[Dataset items]
☆ ☆ ☆ ☆ ☆ ☆ ☆
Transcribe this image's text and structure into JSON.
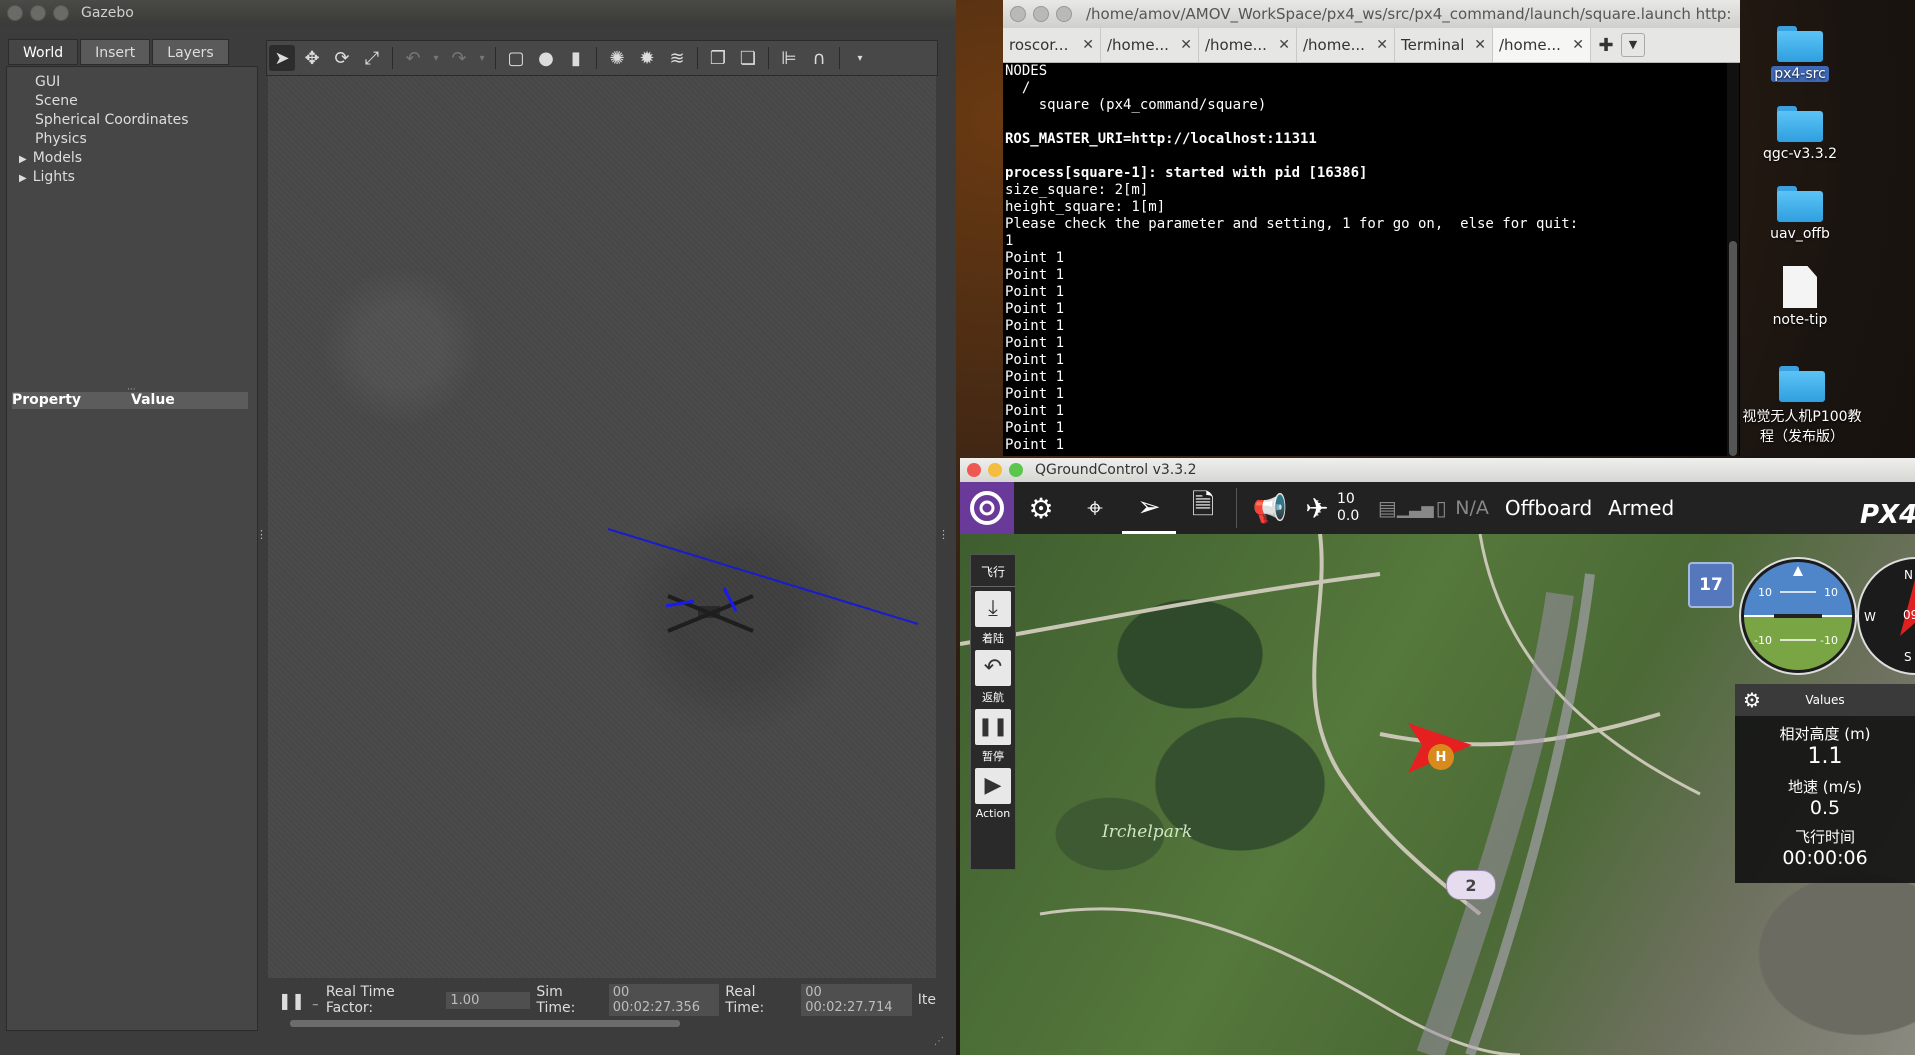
{
  "desktop": {
    "icons": [
      {
        "label": "px4-src",
        "kind": "folder",
        "selected": true
      },
      {
        "label": "qgc-v3.3.2",
        "kind": "folder",
        "selected": false
      },
      {
        "label": "uav_offb",
        "kind": "folder",
        "selected": false
      },
      {
        "label": "note-tip",
        "kind": "file",
        "selected": false
      },
      {
        "label": "视觉无人机P100教程（发布版）",
        "kind": "folder",
        "selected": false
      }
    ]
  },
  "gazebo": {
    "title": "Gazebo",
    "tabs": [
      "World",
      "Insert",
      "Layers"
    ],
    "tree": [
      "GUI",
      "Scene",
      "Spherical Coordinates",
      "Physics",
      "Models",
      "Lights"
    ],
    "prop_header": {
      "property": "Property",
      "value": "Value"
    },
    "status": {
      "rtf_label": "Real Time Factor:",
      "rtf_value": "1.00",
      "sim_label": "Sim Time:",
      "sim_value": "00 00:02:27.356",
      "real_label": "Real Time:",
      "real_value": "00 00:02:27.714",
      "iter_label": "Ite"
    }
  },
  "terminal": {
    "title": "/home/amov/AMOV_WorkSpace/px4_ws/src/px4_command/launch/square.launch http:",
    "tabs": [
      "roscor...",
      "/home...",
      "/home...",
      "/home...",
      "Terminal",
      "/home..."
    ],
    "lines": [
      {
        "t": "NODES",
        "b": false
      },
      {
        "t": "  /",
        "b": false
      },
      {
        "t": "    square (px4_command/square)",
        "b": false
      },
      {
        "t": "",
        "b": false
      },
      {
        "t": "ROS_MASTER_URI=http://localhost:11311",
        "b": true
      },
      {
        "t": "",
        "b": false
      },
      {
        "t": "process[square-1]: started with pid [16386]",
        "b": true
      },
      {
        "t": "size_square: 2[m]",
        "b": false
      },
      {
        "t": "height_square: 1[m]",
        "b": false
      },
      {
        "t": "Please check the parameter and setting, 1 for go on,  else for quit:",
        "b": false
      },
      {
        "t": "1",
        "b": false
      },
      {
        "t": "Point 1",
        "b": false
      },
      {
        "t": "Point 1",
        "b": false
      },
      {
        "t": "Point 1",
        "b": false
      },
      {
        "t": "Point 1",
        "b": false
      },
      {
        "t": "Point 1",
        "b": false
      },
      {
        "t": "Point 1",
        "b": false
      },
      {
        "t": "Point 1",
        "b": false
      },
      {
        "t": "Point 1",
        "b": false
      },
      {
        "t": "Point 1",
        "b": false
      },
      {
        "t": "Point 1",
        "b": false
      },
      {
        "t": "Point 1",
        "b": false
      },
      {
        "t": "Point 1",
        "b": false
      }
    ]
  },
  "qgc": {
    "title": "QGroundControl v3.3.2",
    "sat_count": "10",
    "hdop": "0.0",
    "battery": "N/A",
    "mode": "Offboard",
    "armed": "Armed",
    "logo": "PX4",
    "side_title": "飞行",
    "side": [
      {
        "label": "着陆",
        "icon": "land-icon"
      },
      {
        "label": "返航",
        "icon": "rtl-icon"
      },
      {
        "label": "暂停",
        "icon": "pause-icon"
      },
      {
        "label": "Action",
        "icon": "play-icon"
      }
    ],
    "map_label": "Irchelpark",
    "home_marker": "H",
    "waypoint": "2",
    "zoom_badge": "17",
    "attitude": {
      "top_left": "10",
      "top_right": "10",
      "bottom_left": "-10",
      "bottom_right": "-10"
    },
    "compass": {
      "w": "W",
      "n": "N",
      "heading": "09",
      "s": "S"
    },
    "values": {
      "header": "Values",
      "items": [
        {
          "label": "相对高度 (m)",
          "value": "1.1"
        },
        {
          "label": "地速 (m/s)",
          "value": "0.5"
        },
        {
          "label": "飞行时间",
          "value": "00:00:06"
        }
      ]
    },
    "colors": {
      "accent": "#6a3a9a",
      "selected_icon": "#3d68b8"
    }
  }
}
☆ ☆ ☆ ☆ ☆ ☆ ☆
[Direction]
Leave out all pictures, then copy the remaining material exactly.

[Task result]
Transcribe this image's text and structure into JSON.
{
  "desktop": {
    "icons": [
      {
        "label": "px4-src",
        "kind": "folder",
        "selected": true
      },
      {
        "label": "qgc-v3.3.2",
        "kind": "folder",
        "selected": false
      },
      {
        "label": "uav_offb",
        "kind": "folder",
        "selected": false
      },
      {
        "label": "note-tip",
        "kind": "file",
        "selected": false
      },
      {
        "label": "视觉无人机P100教程（发布版）",
        "kind": "folder",
        "selected": false
      }
    ]
  },
  "gazebo": {
    "title": "Gazebo",
    "tabs": [
      "World",
      "Insert",
      "Layers"
    ],
    "tree": [
      "GUI",
      "Scene",
      "Spherical Coordinates",
      "Physics",
      "Models",
      "Lights"
    ],
    "prop_header": {
      "property": "Property",
      "value": "Value"
    },
    "status": {
      "rtf_label": "Real Time Factor:",
      "rtf_value": "1.00",
      "sim_label": "Sim Time:",
      "sim_value": "00 00:02:27.356",
      "real_label": "Real Time:",
      "real_value": "00 00:02:27.714",
      "iter_label": "Ite"
    }
  },
  "terminal": {
    "title": "/home/amov/AMOV_WorkSpace/px4_ws/src/px4_command/launch/square.launch http:",
    "tabs": [
      "roscor...",
      "/home...",
      "/home...",
      "/home...",
      "Terminal",
      "/home..."
    ],
    "lines": [
      {
        "t": "NODES",
        "b": false
      },
      {
        "t": "  /",
        "b": false
      },
      {
        "t": "    square (px4_command/square)",
        "b": false
      },
      {
        "t": "",
        "b": false
      },
      {
        "t": "ROS_MASTER_URI=http://localhost:11311",
        "b": true
      },
      {
        "t": "",
        "b": false
      },
      {
        "t": "process[square-1]: started with pid [16386]",
        "b": true
      },
      {
        "t": "size_square: 2[m]",
        "b": false
      },
      {
        "t": "height_square: 1[m]",
        "b": false
      },
      {
        "t": "Please check the parameter and setting, 1 for go on,  else for quit:",
        "b": false
      },
      {
        "t": "1",
        "b": false
      },
      {
        "t": "Point 1",
        "b": false
      },
      {
        "t": "Point 1",
        "b": false
      },
      {
        "t": "Point 1",
        "b": false
      },
      {
        "t": "Point 1",
        "b": false
      },
      {
        "t": "Point 1",
        "b": false
      },
      {
        "t": "Point 1",
        "b": false
      },
      {
        "t": "Point 1",
        "b": false
      },
      {
        "t": "Point 1",
        "b": false
      },
      {
        "t": "Point 1",
        "b": false
      },
      {
        "t": "Point 1",
        "b": false
      },
      {
        "t": "Point 1",
        "b": false
      },
      {
        "t": "Point 1",
        "b": false
      }
    ]
  },
  "qgc": {
    "title": "QGroundControl v3.3.2",
    "sat_count": "10",
    "hdop": "0.0",
    "battery": "N/A",
    "mode": "Offboard",
    "armed": "Armed",
    "logo": "PX4",
    "side_title": "飞行",
    "side": [
      {
        "label": "着陆",
        "icon": "land-icon"
      },
      {
        "label": "返航",
        "icon": "rtl-icon"
      },
      {
        "label": "暂停",
        "icon": "pause-icon"
      },
      {
        "label": "Action",
        "icon": "play-icon"
      }
    ],
    "map_label": "Irchelpark",
    "home_marker": "H",
    "waypoint": "2",
    "zoom_badge": "17",
    "attitude": {
      "top_left": "10",
      "top_right": "10",
      "bottom_left": "-10",
      "bottom_right": "-10"
    },
    "compass": {
      "w": "W",
      "n": "N",
      "heading": "09",
      "s": "S"
    },
    "values": {
      "header": "Values",
      "items": [
        {
          "label": "相对高度 (m)",
          "value": "1.1"
        },
        {
          "label": "地速 (m/s)",
          "value": "0.5"
        },
        {
          "label": "飞行时间",
          "value": "00:00:06"
        }
      ]
    },
    "colors": {
      "accent": "#6a3a9a",
      "selected_icon": "#3d68b8"
    }
  }
}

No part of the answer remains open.